## Requirements
Read the records and write them out again exactly.

[Figure record listings]
··········
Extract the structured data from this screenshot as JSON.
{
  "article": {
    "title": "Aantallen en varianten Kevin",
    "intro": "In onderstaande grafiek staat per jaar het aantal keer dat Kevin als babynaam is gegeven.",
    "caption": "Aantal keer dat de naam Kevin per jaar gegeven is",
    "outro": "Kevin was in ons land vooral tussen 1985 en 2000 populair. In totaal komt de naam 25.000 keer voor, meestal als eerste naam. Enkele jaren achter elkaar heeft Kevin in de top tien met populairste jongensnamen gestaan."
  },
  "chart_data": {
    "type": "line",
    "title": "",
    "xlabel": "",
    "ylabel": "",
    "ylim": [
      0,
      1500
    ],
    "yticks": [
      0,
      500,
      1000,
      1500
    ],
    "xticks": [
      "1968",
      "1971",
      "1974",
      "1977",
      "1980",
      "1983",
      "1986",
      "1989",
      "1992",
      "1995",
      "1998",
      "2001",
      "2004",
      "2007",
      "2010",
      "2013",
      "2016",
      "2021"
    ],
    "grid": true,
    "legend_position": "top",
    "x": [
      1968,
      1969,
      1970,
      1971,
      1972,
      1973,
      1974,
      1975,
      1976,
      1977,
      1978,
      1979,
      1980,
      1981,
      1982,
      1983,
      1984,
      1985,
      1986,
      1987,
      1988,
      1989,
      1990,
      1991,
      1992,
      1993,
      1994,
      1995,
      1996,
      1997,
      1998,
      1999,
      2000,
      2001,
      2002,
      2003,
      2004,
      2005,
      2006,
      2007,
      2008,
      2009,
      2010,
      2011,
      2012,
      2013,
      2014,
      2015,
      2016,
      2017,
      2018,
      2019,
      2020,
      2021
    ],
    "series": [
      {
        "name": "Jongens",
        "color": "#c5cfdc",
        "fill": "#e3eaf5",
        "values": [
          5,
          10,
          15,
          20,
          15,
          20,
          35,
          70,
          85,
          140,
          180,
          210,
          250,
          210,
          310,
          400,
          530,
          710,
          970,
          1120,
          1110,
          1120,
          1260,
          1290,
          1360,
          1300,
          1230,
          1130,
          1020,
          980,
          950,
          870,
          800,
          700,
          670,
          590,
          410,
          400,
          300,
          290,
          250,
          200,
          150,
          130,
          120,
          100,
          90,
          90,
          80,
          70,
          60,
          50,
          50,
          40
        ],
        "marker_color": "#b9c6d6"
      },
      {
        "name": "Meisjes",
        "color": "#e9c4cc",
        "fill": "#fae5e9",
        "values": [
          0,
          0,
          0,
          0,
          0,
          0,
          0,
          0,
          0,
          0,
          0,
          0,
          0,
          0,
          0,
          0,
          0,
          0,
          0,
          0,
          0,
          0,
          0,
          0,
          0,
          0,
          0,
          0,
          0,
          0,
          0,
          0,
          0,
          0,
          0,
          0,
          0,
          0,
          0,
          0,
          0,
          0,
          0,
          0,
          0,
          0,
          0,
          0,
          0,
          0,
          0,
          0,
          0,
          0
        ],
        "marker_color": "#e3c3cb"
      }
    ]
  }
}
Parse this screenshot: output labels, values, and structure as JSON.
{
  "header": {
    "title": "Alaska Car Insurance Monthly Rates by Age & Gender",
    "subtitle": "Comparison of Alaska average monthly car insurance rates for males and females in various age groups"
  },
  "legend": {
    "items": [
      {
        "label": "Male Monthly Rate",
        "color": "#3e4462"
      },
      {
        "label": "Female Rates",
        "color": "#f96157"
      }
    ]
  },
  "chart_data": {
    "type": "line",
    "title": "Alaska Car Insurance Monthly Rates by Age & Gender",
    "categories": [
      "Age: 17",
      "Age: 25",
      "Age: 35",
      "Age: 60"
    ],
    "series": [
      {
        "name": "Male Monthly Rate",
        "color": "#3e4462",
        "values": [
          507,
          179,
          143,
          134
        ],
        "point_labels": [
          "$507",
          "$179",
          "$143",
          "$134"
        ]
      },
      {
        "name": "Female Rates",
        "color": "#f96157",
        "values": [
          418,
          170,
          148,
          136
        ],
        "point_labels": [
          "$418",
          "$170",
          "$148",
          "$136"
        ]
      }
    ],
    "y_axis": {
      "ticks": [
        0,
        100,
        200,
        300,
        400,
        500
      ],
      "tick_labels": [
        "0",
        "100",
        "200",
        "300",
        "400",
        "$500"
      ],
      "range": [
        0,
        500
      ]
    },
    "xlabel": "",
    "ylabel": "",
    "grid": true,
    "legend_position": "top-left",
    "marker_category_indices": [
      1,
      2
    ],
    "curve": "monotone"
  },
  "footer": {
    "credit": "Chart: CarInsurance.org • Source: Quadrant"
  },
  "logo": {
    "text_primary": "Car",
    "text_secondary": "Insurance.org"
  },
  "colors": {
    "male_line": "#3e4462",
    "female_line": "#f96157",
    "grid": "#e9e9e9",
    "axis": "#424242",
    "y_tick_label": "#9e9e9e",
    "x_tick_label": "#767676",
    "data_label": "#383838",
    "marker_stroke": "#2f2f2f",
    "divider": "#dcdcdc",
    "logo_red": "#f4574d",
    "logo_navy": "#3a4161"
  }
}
··········
## The answer
Extract the structured data from this screenshot as JSON.
{
  "article": {
    "title": "Aantallen en varianten Kevin",
    "intro": "In onderstaande grafiek staat per jaar het aantal keer dat Kevin als babynaam is gegeven.",
    "caption": "Aantal keer dat de naam Kevin per jaar gegeven is",
    "outro": "Kevin was in ons land vooral tussen 1985 en 2000 populair. In totaal komt de naam 25.000 keer voor, meestal als eerste naam. Enkele jaren achter elkaar heeft Kevin in de top tien met populairste jongensnamen gestaan."
  },
  "chart_data": {
    "type": "line",
    "title": "",
    "xlabel": "",
    "ylabel": "",
    "ylim": [
      0,
      1500
    ],
    "yticks": [
      0,
      500,
      1000,
      1500
    ],
    "xticks": [
      "1968",
      "1971",
      "1974",
      "1977",
      "1980",
      "1983",
      "1986",
      "1989",
      "1992",
      "1995",
      "1998",
      "2001",
      "2004",
      "2007",
      "2010",
      "2013",
      "2016",
      "2021"
    ],
    "grid": true,
    "legend_position": "top",
    "x": [
      1968,
      1969,
      1970,
      1971,
      1972,
      1973,
      1974,
      1975,
      1976,
      1977,
      1978,
      1979,
      1980,
      1981,
      1982,
      1983,
      1984,
      1985,
      1986,
      1987,
      1988,
      1989,
      1990,
      1991,
      1992,
      1993,
      1994,
      1995,
      1996,
      1997,
      1998,
      1999,
      2000,
      2001,
      2002,
      2003,
      2004,
      2005,
      2006,
      2007,
      2008,
      2009,
      2010,
      2011,
      2012,
      2013,
      2014,
      2015,
      2016,
      2017,
      2018,
      2019,
      2020,
      2021
    ],
    "series": [
      {
        "name": "Jongens",
        "color": "#c5cfdc",
        "fill": "#e3eaf5",
        "values": [
          5,
          10,
          15,
          20,
          15,
          20,
          35,
          70,
          85,
          140,
          180,
          210,
          250,
          210,
          310,
          400,
          530,
          710,
          970,
          1120,
          1110,
          1120,
          1260,
          1290,
          1360,
          1300,
          1230,
          1130,
          1020,
          980,
          950,
          870,
          800,
          700,
          670,
          590,
          410,
          400,
          300,
          290,
          250,
          200,
          150,
          130,
          120,
          100,
          90,
          90,
          80,
          70,
          60,
          50,
          50,
          40
        ],
        "marker_color": "#b9c6d6"
      },
      {
        "name": "Meisjes",
        "color": "#e9c4cc",
        "fill": "#fae5e9",
        "values": [
          0,
          0,
          0,
          0,
          0,
          0,
          0,
          0,
          0,
          0,
          0,
          0,
          0,
          0,
          0,
          0,
          0,
          0,
          0,
          0,
          0,
          0,
          0,
          0,
          0,
          0,
          0,
          0,
          0,
          0,
          0,
          0,
          0,
          0,
          0,
          0,
          0,
          0,
          0,
          0,
          0,
          0,
          0,
          0,
          0,
          0,
          0,
          0,
          0,
          0,
          0,
          0,
          0,
          0
        ],
        "marker_color": "#e3c3cb"
      }
    ]
  }
}
Parse this screenshot: output labels, values, and structure as JSON.
{
  "header": {
    "title": "Alaska Car Insurance Monthly Rates by Age & Gender",
    "subtitle": "Comparison of Alaska average monthly car insurance rates for males and females in various age groups"
  },
  "legend": {
    "items": [
      {
        "label": "Male Monthly Rate",
        "color": "#3e4462"
      },
      {
        "label": "Female Rates",
        "color": "#f96157"
      }
    ]
  },
  "chart_data": {
    "type": "line",
    "title": "Alaska Car Insurance Monthly Rates by Age & Gender",
    "categories": [
      "Age: 17",
      "Age: 25",
      "Age: 35",
      "Age: 60"
    ],
    "series": [
      {
        "name": "Male Monthly Rate",
        "color": "#3e4462",
        "values": [
          507,
          179,
          143,
          134
        ],
        "point_labels": [
          "$507",
          "$179",
          "$143",
          "$134"
        ]
      },
      {
        "name": "Female Rates",
        "color": "#f96157",
        "values": [
          418,
          170,
          148,
          136
        ],
        "point_labels": [
          "$418",
          "$170",
          "$148",
          "$136"
        ]
      }
    ],
    "y_axis": {
      "ticks": [
        0,
        100,
        200,
        300,
        400,
        500
      ],
      "tick_labels": [
        "0",
        "100",
        "200",
        "300",
        "400",
        "$500"
      ],
      "range": [
        0,
        500
      ]
    },
    "xlabel": "",
    "ylabel": "",
    "grid": true,
    "legend_position": "top-left",
    "marker_category_indices": [
      1,
      2
    ],
    "curve": "monotone"
  },
  "footer": {
    "credit": "Chart: CarInsurance.org • Source: Quadrant"
  },
  "logo": {
    "text_primary": "Car",
    "text_secondary": "Insurance.org"
  },
  "colors": {
    "male_line": "#3e4462",
    "female_line": "#f96157",
    "grid": "#e9e9e9",
    "axis": "#424242",
    "y_tick_label": "#9e9e9e",
    "x_tick_label": "#767676",
    "data_label": "#383838",
    "marker_stroke": "#2f2f2f",
    "divider": "#dcdcdc",
    "logo_red": "#f4574d",
    "logo_navy": "#3a4161"
  }
}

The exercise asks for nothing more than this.